■ TASK: Retype each entry below exactly as it stands.

■ Stored items:

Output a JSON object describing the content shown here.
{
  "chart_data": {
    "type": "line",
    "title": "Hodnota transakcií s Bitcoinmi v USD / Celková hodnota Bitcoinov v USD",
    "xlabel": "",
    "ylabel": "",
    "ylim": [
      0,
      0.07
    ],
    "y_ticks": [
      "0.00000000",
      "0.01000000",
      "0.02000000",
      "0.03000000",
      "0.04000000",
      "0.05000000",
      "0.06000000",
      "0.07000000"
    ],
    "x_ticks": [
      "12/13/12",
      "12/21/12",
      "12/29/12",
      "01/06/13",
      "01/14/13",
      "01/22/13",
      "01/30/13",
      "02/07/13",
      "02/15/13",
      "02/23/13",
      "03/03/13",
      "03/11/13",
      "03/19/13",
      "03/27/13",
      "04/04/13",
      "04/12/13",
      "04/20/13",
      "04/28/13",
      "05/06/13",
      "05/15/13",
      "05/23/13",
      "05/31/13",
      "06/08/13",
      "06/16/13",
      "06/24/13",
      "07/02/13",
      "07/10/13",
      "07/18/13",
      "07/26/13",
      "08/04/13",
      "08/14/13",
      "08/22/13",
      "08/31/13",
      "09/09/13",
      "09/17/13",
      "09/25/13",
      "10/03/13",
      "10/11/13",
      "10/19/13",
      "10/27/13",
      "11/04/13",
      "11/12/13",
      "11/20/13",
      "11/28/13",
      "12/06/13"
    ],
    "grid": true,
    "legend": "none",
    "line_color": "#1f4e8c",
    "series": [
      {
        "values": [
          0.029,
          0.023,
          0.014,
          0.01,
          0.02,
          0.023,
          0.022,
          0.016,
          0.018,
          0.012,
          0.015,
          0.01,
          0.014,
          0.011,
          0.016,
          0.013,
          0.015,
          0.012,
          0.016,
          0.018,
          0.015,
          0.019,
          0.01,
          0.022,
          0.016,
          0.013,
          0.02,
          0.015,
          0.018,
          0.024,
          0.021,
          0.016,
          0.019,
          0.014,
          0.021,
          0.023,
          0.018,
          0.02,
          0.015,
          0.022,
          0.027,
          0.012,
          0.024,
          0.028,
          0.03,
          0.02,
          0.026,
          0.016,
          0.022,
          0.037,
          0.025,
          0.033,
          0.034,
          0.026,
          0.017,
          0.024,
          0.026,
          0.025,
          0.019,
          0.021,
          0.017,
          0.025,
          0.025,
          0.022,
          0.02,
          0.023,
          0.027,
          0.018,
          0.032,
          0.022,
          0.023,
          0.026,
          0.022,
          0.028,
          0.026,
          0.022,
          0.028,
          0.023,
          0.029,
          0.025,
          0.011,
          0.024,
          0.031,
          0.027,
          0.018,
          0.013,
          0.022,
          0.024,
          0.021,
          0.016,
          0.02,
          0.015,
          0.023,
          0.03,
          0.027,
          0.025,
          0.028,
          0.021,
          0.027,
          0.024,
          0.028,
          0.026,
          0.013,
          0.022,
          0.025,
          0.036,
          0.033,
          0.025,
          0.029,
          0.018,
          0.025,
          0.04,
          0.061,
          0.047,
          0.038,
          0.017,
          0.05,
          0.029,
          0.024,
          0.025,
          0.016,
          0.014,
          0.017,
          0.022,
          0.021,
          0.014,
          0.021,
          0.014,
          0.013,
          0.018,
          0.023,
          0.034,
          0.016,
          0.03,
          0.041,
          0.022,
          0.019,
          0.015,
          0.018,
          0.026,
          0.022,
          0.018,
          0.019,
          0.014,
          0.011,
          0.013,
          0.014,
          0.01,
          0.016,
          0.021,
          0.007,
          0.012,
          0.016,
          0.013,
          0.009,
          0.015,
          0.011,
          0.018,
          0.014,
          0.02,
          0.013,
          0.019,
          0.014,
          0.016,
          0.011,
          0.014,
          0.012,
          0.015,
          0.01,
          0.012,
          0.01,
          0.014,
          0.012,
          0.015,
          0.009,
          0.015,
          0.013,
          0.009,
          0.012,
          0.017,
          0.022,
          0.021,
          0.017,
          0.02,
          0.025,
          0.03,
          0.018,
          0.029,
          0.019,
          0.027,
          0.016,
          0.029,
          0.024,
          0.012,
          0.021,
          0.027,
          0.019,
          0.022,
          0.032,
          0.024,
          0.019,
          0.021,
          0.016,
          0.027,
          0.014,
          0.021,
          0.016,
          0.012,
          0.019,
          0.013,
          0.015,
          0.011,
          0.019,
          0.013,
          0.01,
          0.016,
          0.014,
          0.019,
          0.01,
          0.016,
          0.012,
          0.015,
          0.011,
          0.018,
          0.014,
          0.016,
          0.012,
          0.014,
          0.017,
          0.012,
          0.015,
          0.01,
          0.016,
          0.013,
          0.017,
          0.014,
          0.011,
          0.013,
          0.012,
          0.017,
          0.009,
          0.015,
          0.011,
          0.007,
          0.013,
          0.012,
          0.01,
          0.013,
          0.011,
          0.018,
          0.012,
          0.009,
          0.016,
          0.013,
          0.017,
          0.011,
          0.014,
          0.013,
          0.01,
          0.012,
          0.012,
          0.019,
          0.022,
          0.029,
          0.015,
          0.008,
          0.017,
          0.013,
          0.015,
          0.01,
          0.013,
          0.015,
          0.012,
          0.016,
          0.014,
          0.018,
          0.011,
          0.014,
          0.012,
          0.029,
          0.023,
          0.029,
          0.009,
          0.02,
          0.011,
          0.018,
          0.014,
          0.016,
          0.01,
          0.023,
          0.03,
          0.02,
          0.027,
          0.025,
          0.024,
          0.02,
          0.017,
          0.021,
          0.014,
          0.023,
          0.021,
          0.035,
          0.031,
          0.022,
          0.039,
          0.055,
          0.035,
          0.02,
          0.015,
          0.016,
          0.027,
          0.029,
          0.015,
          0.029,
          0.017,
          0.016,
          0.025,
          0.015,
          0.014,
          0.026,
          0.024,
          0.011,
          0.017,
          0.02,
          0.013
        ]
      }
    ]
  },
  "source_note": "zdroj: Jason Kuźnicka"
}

■ WORKED ANSWER:
Output a JSON object describing the content shown here.
{
  "chart_data": {
    "type": "line",
    "title": "Hodnota transakcií s Bitcoinmi v USD / Celková hodnota Bitcoinov v USD",
    "xlabel": "",
    "ylabel": "",
    "ylim": [
      0,
      0.07
    ],
    "y_ticks": [
      "0.00000000",
      "0.01000000",
      "0.02000000",
      "0.03000000",
      "0.04000000",
      "0.05000000",
      "0.06000000",
      "0.07000000"
    ],
    "x_ticks": [
      "12/13/12",
      "12/21/12",
      "12/29/12",
      "01/06/13",
      "01/14/13",
      "01/22/13",
      "01/30/13",
      "02/07/13",
      "02/15/13",
      "02/23/13",
      "03/03/13",
      "03/11/13",
      "03/19/13",
      "03/27/13",
      "04/04/13",
      "04/12/13",
      "04/20/13",
      "04/28/13",
      "05/06/13",
      "05/15/13",
      "05/23/13",
      "05/31/13",
      "06/08/13",
      "06/16/13",
      "06/24/13",
      "07/02/13",
      "07/10/13",
      "07/18/13",
      "07/26/13",
      "08/04/13",
      "08/14/13",
      "08/22/13",
      "08/31/13",
      "09/09/13",
      "09/17/13",
      "09/25/13",
      "10/03/13",
      "10/11/13",
      "10/19/13",
      "10/27/13",
      "11/04/13",
      "11/12/13",
      "11/20/13",
      "11/28/13",
      "12/06/13"
    ],
    "grid": true,
    "legend": "none",
    "line_color": "#1f4e8c",
    "series": [
      {
        "values": [
          0.029,
          0.023,
          0.014,
          0.01,
          0.02,
          0.023,
          0.022,
          0.016,
          0.018,
          0.012,
          0.015,
          0.01,
          0.014,
          0.011,
          0.016,
          0.013,
          0.015,
          0.012,
          0.016,
          0.018,
          0.015,
          0.019,
          0.01,
          0.022,
          0.016,
          0.013,
          0.02,
          0.015,
          0.018,
          0.024,
          0.021,
          0.016,
          0.019,
          0.014,
          0.021,
          0.023,
          0.018,
          0.02,
          0.015,
          0.022,
          0.027,
          0.012,
          0.024,
          0.028,
          0.03,
          0.02,
          0.026,
          0.016,
          0.022,
          0.037,
          0.025,
          0.033,
          0.034,
          0.026,
          0.017,
          0.024,
          0.026,
          0.025,
          0.019,
          0.021,
          0.017,
          0.025,
          0.025,
          0.022,
          0.02,
          0.023,
          0.027,
          0.018,
          0.032,
          0.022,
          0.023,
          0.026,
          0.022,
          0.028,
          0.026,
          0.022,
          0.028,
          0.023,
          0.029,
          0.025,
          0.011,
          0.024,
          0.031,
          0.027,
          0.018,
          0.013,
          0.022,
          0.024,
          0.021,
          0.016,
          0.02,
          0.015,
          0.023,
          0.03,
          0.027,
          0.025,
          0.028,
          0.021,
          0.027,
          0.024,
          0.028,
          0.026,
          0.013,
          0.022,
          0.025,
          0.036,
          0.033,
          0.025,
          0.029,
          0.018,
          0.025,
          0.04,
          0.061,
          0.047,
          0.038,
          0.017,
          0.05,
          0.029,
          0.024,
          0.025,
          0.016,
          0.014,
          0.017,
          0.022,
          0.021,
          0.014,
          0.021,
          0.014,
          0.013,
          0.018,
          0.023,
          0.034,
          0.016,
          0.03,
          0.041,
          0.022,
          0.019,
          0.015,
          0.018,
          0.026,
          0.022,
          0.018,
          0.019,
          0.014,
          0.011,
          0.013,
          0.014,
          0.01,
          0.016,
          0.021,
          0.007,
          0.012,
          0.016,
          0.013,
          0.009,
          0.015,
          0.011,
          0.018,
          0.014,
          0.02,
          0.013,
          0.019,
          0.014,
          0.016,
          0.011,
          0.014,
          0.012,
          0.015,
          0.01,
          0.012,
          0.01,
          0.014,
          0.012,
          0.015,
          0.009,
          0.015,
          0.013,
          0.009,
          0.012,
          0.017,
          0.022,
          0.021,
          0.017,
          0.02,
          0.025,
          0.03,
          0.018,
          0.029,
          0.019,
          0.027,
          0.016,
          0.029,
          0.024,
          0.012,
          0.021,
          0.027,
          0.019,
          0.022,
          0.032,
          0.024,
          0.019,
          0.021,
          0.016,
          0.027,
          0.014,
          0.021,
          0.016,
          0.012,
          0.019,
          0.013,
          0.015,
          0.011,
          0.019,
          0.013,
          0.01,
          0.016,
          0.014,
          0.019,
          0.01,
          0.016,
          0.012,
          0.015,
          0.011,
          0.018,
          0.014,
          0.016,
          0.012,
          0.014,
          0.017,
          0.012,
          0.015,
          0.01,
          0.016,
          0.013,
          0.017,
          0.014,
          0.011,
          0.013,
          0.012,
          0.017,
          0.009,
          0.015,
          0.011,
          0.007,
          0.013,
          0.012,
          0.01,
          0.013,
          0.011,
          0.018,
          0.012,
          0.009,
          0.016,
          0.013,
          0.017,
          0.011,
          0.014,
          0.013,
          0.01,
          0.012,
          0.012,
          0.019,
          0.022,
          0.029,
          0.015,
          0.008,
          0.017,
          0.013,
          0.015,
          0.01,
          0.013,
          0.015,
          0.012,
          0.016,
          0.014,
          0.018,
          0.011,
          0.014,
          0.012,
          0.029,
          0.023,
          0.029,
          0.009,
          0.02,
          0.011,
          0.018,
          0.014,
          0.016,
          0.01,
          0.023,
          0.03,
          0.02,
          0.027,
          0.025,
          0.024,
          0.02,
          0.017,
          0.021,
          0.014,
          0.023,
          0.021,
          0.035,
          0.031,
          0.022,
          0.039,
          0.055,
          0.035,
          0.02,
          0.015,
          0.016,
          0.027,
          0.029,
          0.015,
          0.029,
          0.017,
          0.016,
          0.025,
          0.015,
          0.014,
          0.026,
          0.024,
          0.011,
          0.017,
          0.02,
          0.013
        ]
      }
    ]
  },
  "source_note": "zdroj: Jason Kuźnicka"
}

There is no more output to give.